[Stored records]
= = = = = = =

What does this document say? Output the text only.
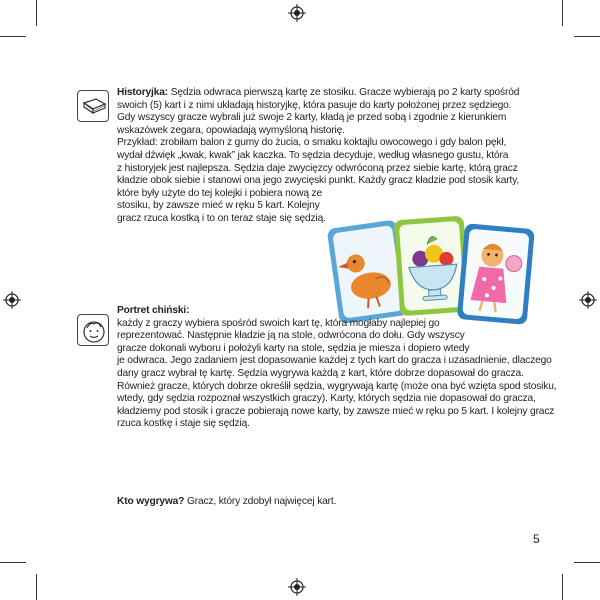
Historyjka: Sędzia odwraca pierwszą kartę ze stosiku. Gracze wybierają po 2 karty spośród

swoich (5) kart i z nimi układają historyjkę, która pasuje do karty położonej przez sędziego.

Gdy wszyscy gracze wybrali już swoje 2 karty, kładą je przed sobą i zgodnie z kierunkiem

wskazówek zegara, opowiadają wymyśloną historię.

Przykład: zrobiłam balon z gumy do żucia, o smaku koktajlu owocowego i gdy balon pękł,

wydał dźwięk „kwak, kwak” jak kaczka. To sędzia decyduje, według własnego gustu, która

z historyjek jest najlepsza. Sędzia daje zwycięzcy odwróconą przez siebie kartę, którą gracz

kładzie obok siebie i stanowi ona jego zwycięski punkt. Każdy gracz kładzie pod stosik karty,

które były użyte do tej kolejki i pobiera nową ze

stosiku, by zawsze mieć w ręku 5 kart. Kolejny

gracz rzuca kostką i to on teraz staje się sędzią.

Portret chiński:

każdy z graczy wybiera spośród swoich kart tę, która mogłaby najlepiej go

reprezentować. Następnie kładzie ją na stole, odwrócona do dołu. Gdy wszyscy

gracze dokonali wyboru i położyli karty na stole, sędzia je miesza i dopiero wtedy

je odwraca. Jego zadaniem jest dopasowanie każdej z tych kart do gracza i uzasadnienie, dlaczego

dany gracz wybrał tę kartę. Sędzia wygrywa każdą z kart, które dobrze dopasował do gracza.

Również gracze, których dobrze określił sędzia, wygrywają kartę (może ona być wzięta spod stosiku,

wtedy, gdy sędzia rozpoznał wszystkich graczy). Karty, których sędzia nie dopasował do gracza,

kładziemy pod stosik i gracze pobierają nowe karty, by zawsze mieć w ręku po 5 kart. I kolejny gracz

rzuca kostkę i staje się sędzią.

Kto wygrywa? Gracz, który zdobył najwięcej kart.
5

= = = = = = =

Using the entries above, return each line that includes the word "wtedy".

__Written answer__:
gracze dokonali wyboru i położyli karty na stole, sędzia je miesza i dopiero wtedy
wtedy, gdy sędzia rozpoznał wszystkich graczy). Karty, których sędzia nie dopasował do gracza,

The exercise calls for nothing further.